Problem description: Look for the string "Search" in the lines and copy each line that has it.

<<<<

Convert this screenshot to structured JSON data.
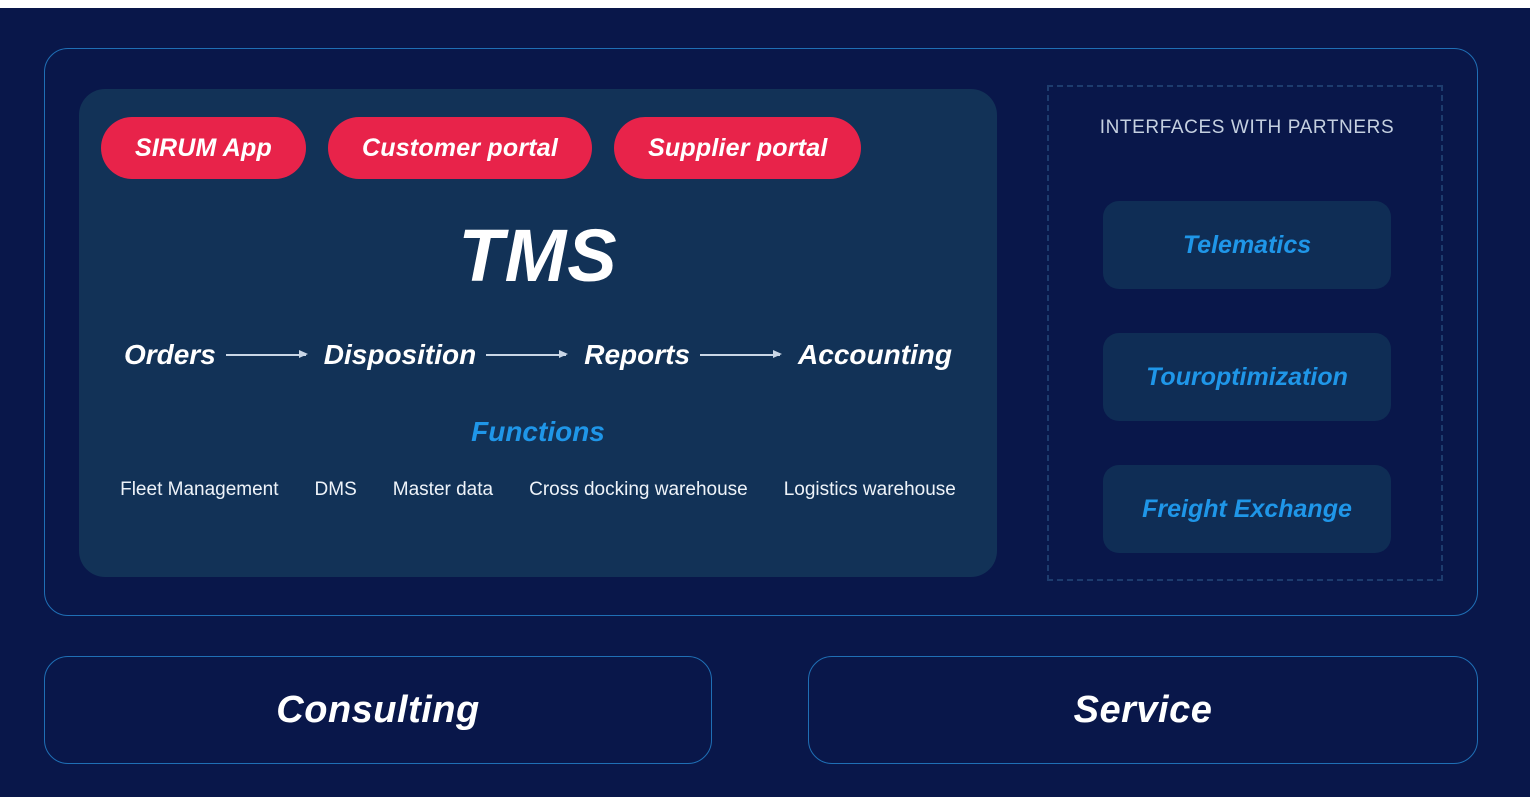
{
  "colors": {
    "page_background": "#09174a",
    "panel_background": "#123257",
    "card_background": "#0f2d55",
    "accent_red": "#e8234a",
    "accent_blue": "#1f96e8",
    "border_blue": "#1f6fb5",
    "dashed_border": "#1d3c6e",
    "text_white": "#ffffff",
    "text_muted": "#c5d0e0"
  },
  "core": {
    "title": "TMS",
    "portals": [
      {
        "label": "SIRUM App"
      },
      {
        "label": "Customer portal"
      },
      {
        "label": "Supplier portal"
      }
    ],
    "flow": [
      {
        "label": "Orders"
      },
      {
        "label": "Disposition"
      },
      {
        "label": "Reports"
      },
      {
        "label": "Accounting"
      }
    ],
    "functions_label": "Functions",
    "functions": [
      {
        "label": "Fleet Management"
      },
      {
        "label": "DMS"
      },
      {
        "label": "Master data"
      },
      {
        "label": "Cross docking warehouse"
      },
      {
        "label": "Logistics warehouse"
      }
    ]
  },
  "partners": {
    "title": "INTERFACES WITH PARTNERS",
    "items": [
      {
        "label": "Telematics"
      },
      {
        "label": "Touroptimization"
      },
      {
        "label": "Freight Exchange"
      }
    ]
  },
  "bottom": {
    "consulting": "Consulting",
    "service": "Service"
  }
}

>>>>
<<<<

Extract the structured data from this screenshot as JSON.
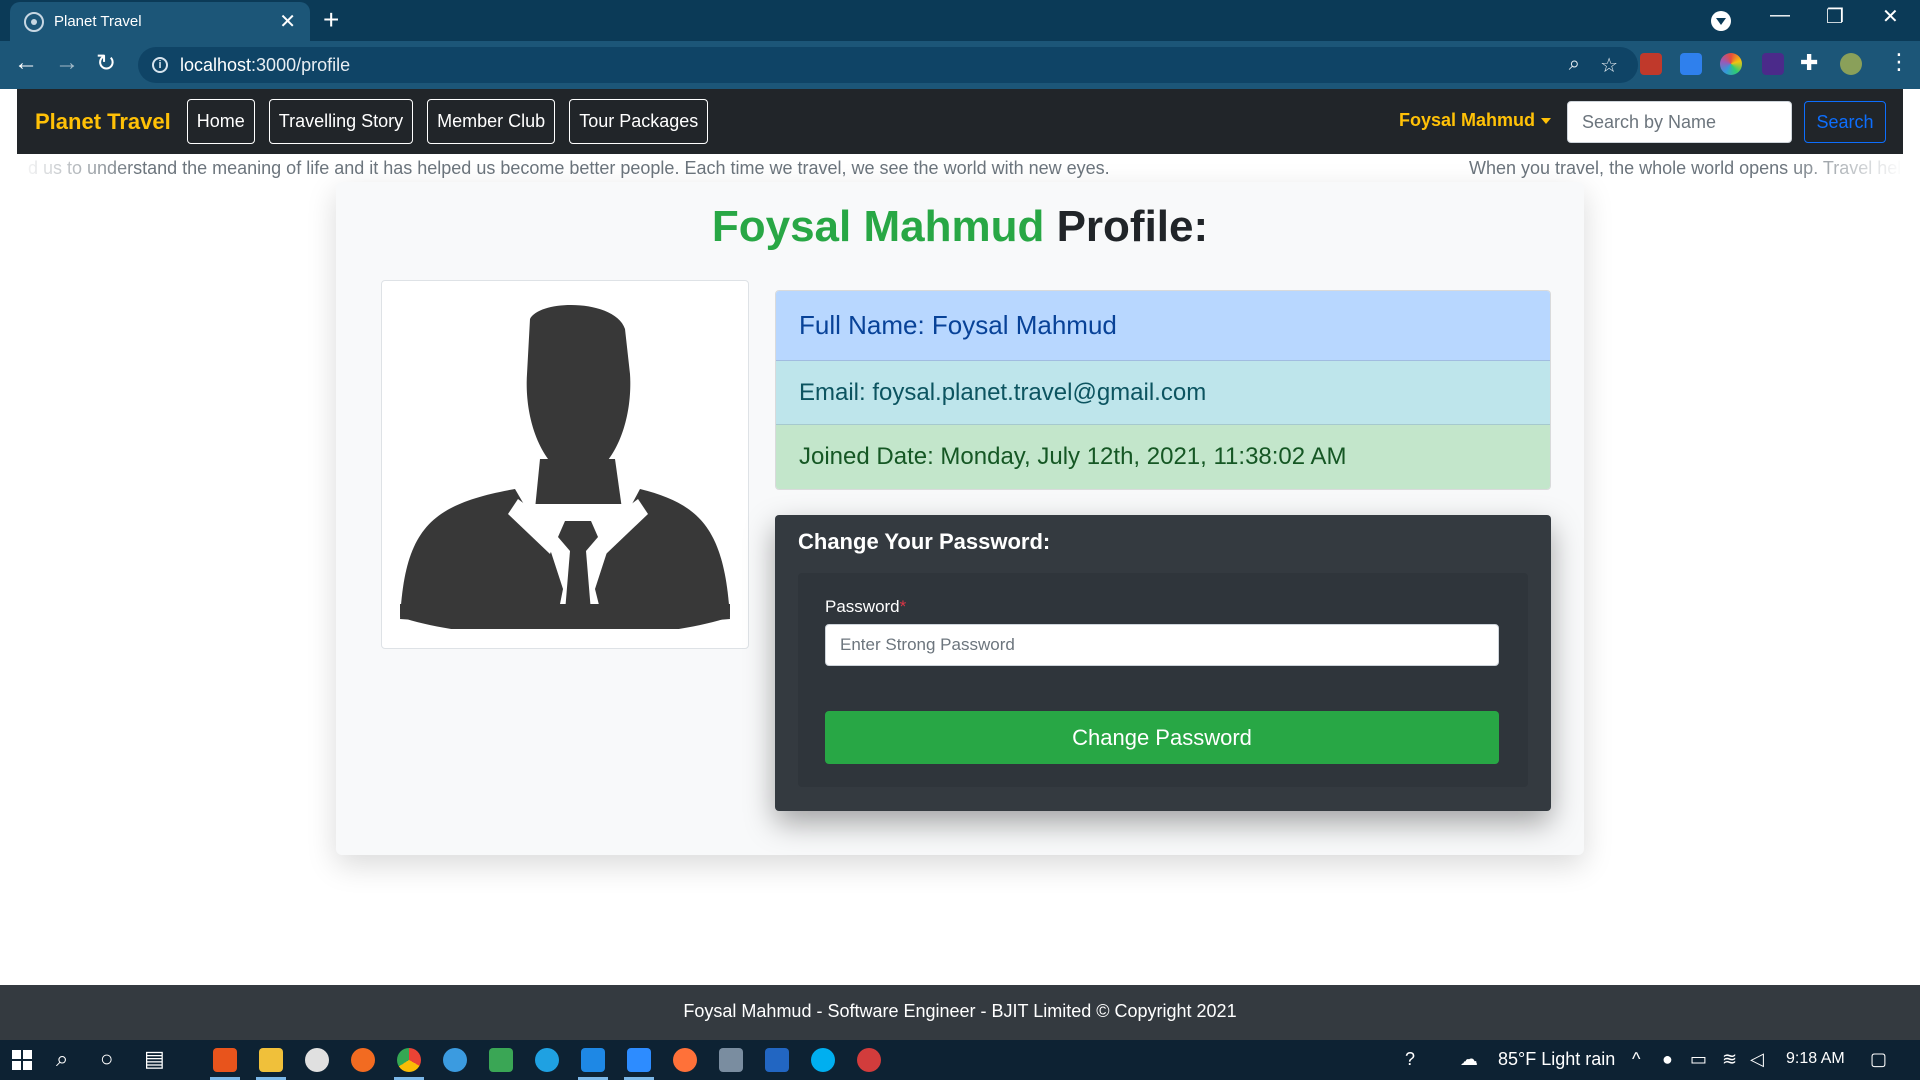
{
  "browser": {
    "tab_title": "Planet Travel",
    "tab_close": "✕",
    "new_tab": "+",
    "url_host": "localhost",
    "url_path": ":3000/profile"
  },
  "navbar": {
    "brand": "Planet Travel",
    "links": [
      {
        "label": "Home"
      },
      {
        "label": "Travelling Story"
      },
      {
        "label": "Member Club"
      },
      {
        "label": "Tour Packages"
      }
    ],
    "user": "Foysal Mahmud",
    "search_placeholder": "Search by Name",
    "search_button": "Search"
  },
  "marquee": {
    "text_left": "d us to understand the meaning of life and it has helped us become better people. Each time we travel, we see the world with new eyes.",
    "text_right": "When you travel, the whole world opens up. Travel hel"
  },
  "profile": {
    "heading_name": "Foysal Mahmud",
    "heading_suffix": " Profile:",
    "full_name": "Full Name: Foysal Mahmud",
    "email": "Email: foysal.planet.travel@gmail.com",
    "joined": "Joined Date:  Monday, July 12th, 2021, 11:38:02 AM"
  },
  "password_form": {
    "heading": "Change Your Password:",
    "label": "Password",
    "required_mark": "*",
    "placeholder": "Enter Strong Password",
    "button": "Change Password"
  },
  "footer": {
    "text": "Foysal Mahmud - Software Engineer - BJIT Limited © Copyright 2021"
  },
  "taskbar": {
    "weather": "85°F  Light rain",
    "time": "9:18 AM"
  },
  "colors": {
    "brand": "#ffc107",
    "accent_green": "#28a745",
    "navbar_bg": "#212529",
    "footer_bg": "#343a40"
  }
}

>>>>
<<<<

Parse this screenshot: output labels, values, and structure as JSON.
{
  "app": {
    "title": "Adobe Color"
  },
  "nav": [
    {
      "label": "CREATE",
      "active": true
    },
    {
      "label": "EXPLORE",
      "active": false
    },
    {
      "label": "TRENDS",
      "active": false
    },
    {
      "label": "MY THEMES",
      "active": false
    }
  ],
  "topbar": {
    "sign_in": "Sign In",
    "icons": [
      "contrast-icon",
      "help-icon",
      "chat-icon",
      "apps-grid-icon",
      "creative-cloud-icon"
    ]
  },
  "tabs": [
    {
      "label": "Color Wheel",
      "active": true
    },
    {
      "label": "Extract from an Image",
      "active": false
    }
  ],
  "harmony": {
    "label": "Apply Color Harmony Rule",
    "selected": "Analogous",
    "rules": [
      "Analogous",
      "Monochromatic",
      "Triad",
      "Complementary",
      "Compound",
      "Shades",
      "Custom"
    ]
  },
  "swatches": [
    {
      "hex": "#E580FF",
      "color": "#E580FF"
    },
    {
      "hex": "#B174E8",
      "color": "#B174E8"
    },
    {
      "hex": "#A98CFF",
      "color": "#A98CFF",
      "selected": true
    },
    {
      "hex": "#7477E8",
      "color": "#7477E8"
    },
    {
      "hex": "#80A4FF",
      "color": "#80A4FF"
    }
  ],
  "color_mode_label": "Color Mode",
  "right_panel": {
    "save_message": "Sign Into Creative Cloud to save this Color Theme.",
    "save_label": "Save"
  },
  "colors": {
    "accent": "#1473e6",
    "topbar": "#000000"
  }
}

>>>>

Answer in full:
    "search_placeholder": "Search by Name",
    "search_button": "Search"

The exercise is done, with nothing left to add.